> WORK TO BE COMPLETED
Go through the entries and transcribe each one exactly, dropping the pictures.
-- start --
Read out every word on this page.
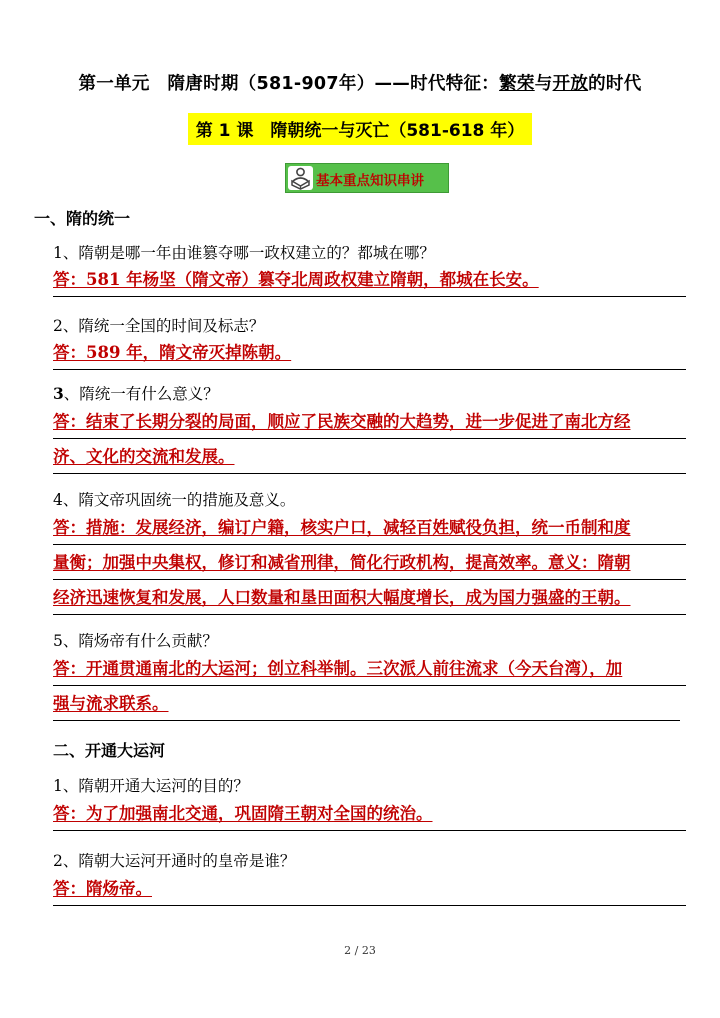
第一单元　隋唐时期（581-907年）——时代特征：繁荣与开放的时代
第 1 课　隋朝统一与灭亡（581-618 年）
基本重点知识串讲
一、隋的统一
1、隋朝是哪一年由谁篡夺哪一政权建立的？都城在哪？
答：581 年杨坚（隋文帝）篡夺北周政权建立隋朝，都城在长安。
2、隋统一全国的时间及标志？
答：589 年，隋文帝灭掉陈朝。
3、隋统一有什么意义？
答：结束了长期分裂的局面，顺应了民族交融的大趋势，进一步促进了南北方经
济、文化的交流和发展。
4、隋文帝巩固统一的措施及意义。
答：措施：发展经济，编订户籍，核实户口，减轻百姓赋役负担，统一币制和度
量衡；加强中央集权，修订和减省刑律，简化行政机构，提高效率。意义：隋朝
经济迅速恢复和发展，人口数量和垦田面积大幅度增长，成为国力强盛的王朝。
5、隋炀帝有什么贡献？
答：开通贯通南北的大运河；创立科举制。三次派人前往流求（今天台湾），加
强与流求联系。
二、开通大运河
1、隋朝开通大运河的目的？
答：为了加强南北交通，巩固隋王朝对全国的统治。
2、隋朝大运河开通时的皇帝是谁？
答：隋炀帝。
2 / 23
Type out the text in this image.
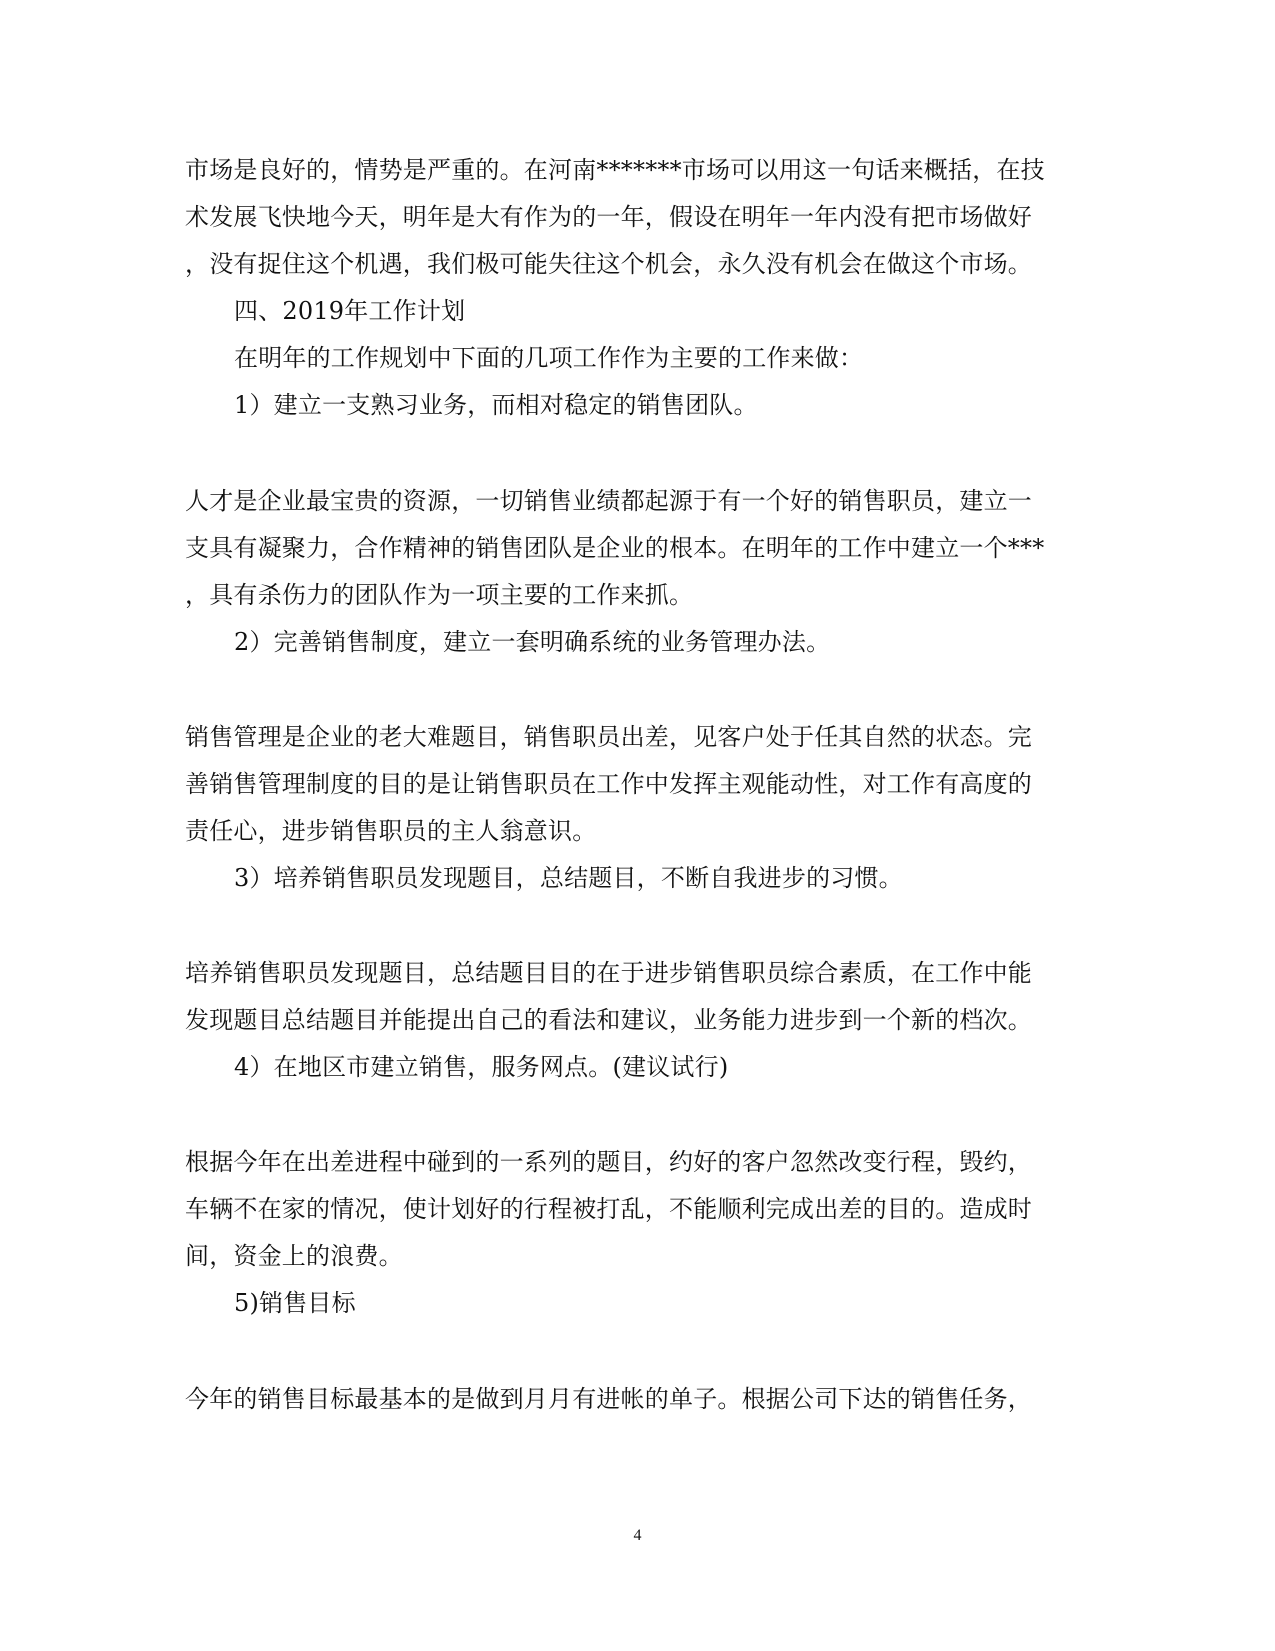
市场是良好的，情势是严重的。在河南*******市场可以用这一句话来概括，在技
术发展飞快地今天，明年是大有作为的一年，假设在明年一年内没有把市场做好
，没有捉住这个机遇，我们极可能失往这个机会，永久没有机会在做这个市场。
四、2019年工作计划
在明年的工作规划中下面的几项工作作为主要的工作来做：
1）建立一支熟习业务，而相对稳定的销售团队。
人才是企业最宝贵的资源，一切销售业绩都起源于有一个好的销售职员，建立一
支具有凝聚力，合作精神的销售团队是企业的根本。在明年的工作中建立一个***
，具有杀伤力的团队作为一项主要的工作来抓。
2）完善销售制度，建立一套明确系统的业务管理办法。
销售管理是企业的老大难题目，销售职员出差，见客户处于任其自然的状态。完
善销售管理制度的目的是让销售职员在工作中发挥主观能动性，对工作有高度的
责任心，进步销售职员的主人翁意识。
3）培养销售职员发现题目，总结题目，不断自我进步的习惯。
培养销售职员发现题目，总结题目目的在于进步销售职员综合素质，在工作中能
发现题目总结题目并能提出自己的看法和建议，业务能力进步到一个新的档次。
4）在地区市建立销售，服务网点。(建议试行)
根据今年在出差进程中碰到的一系列的题目，约好的客户忽然改变行程，毁约，
车辆不在家的情况，使计划好的行程被打乱，不能顺利完成出差的目的。造成时
间，资金上的浪费。
5)销售目标
今年的销售目标最基本的是做到月月有进帐的单子。根据公司下达的销售任务，
4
-- end --
> RESPONSE FOR THIS EXERCISE
Read out every word on this page.
第一单元　隋唐时期（581-907年）——时代特征：繁荣与开放的时代
第 1 课　隋朝统一与灭亡（581-618 年）
基本重点知识串讲
一、隋的统一
1、隋朝是哪一年由谁篡夺哪一政权建立的？都城在哪？
答：581 年杨坚（隋文帝）篡夺北周政权建立隋朝，都城在长安。
2、隋统一全国的时间及标志？
答：589 年，隋文帝灭掉陈朝。
3、隋统一有什么意义？
答：结束了长期分裂的局面，顺应了民族交融的大趋势，进一步促进了南北方经
济、文化的交流和发展。
4、隋文帝巩固统一的措施及意义。
答：措施：发展经济，编订户籍，核实户口，减轻百姓赋役负担，统一币制和度
量衡；加强中央集权，修订和减省刑律，简化行政机构，提高效率。意义：隋朝
经济迅速恢复和发展，人口数量和垦田面积大幅度增长，成为国力强盛的王朝。
5、隋炀帝有什么贡献？
答：开通贯通南北的大运河；创立科举制。三次派人前往流求（今天台湾），加
强与流求联系。
二、开通大运河
1、隋朝开通大运河的目的？
答：为了加强南北交通，巩固隋王朝对全国的统治。
2、隋朝大运河开通时的皇帝是谁？
答：隋炀帝。
2 / 23
Type out the text in this image.
市场是良好的，情势是严重的。在河南*******市场可以用这一句话来概括，在技
术发展飞快地今天，明年是大有作为的一年，假设在明年一年内没有把市场做好
，没有捉住这个机遇，我们极可能失往这个机会，永久没有机会在做这个市场。
四、2019年工作计划
在明年的工作规划中下面的几项工作作为主要的工作来做：
1）建立一支熟习业务，而相对稳定的销售团队。
人才是企业最宝贵的资源，一切销售业绩都起源于有一个好的销售职员，建立一
支具有凝聚力，合作精神的销售团队是企业的根本。在明年的工作中建立一个***
，具有杀伤力的团队作为一项主要的工作来抓。
2）完善销售制度，建立一套明确系统的业务管理办法。
销售管理是企业的老大难题目，销售职员出差，见客户处于任其自然的状态。完
善销售管理制度的目的是让销售职员在工作中发挥主观能动性，对工作有高度的
责任心，进步销售职员的主人翁意识。
3）培养销售职员发现题目，总结题目，不断自我进步的习惯。
培养销售职员发现题目，总结题目目的在于进步销售职员综合素质，在工作中能
发现题目总结题目并能提出自己的看法和建议，业务能力进步到一个新的档次。
4）在地区市建立销售，服务网点。(建议试行)
根据今年在出差进程中碰到的一系列的题目，约好的客户忽然改变行程，毁约，
车辆不在家的情况，使计划好的行程被打乱，不能顺利完成出差的目的。造成时
间，资金上的浪费。
5)销售目标
今年的销售目标最基本的是做到月月有进帐的单子。根据公司下达的销售任务，
4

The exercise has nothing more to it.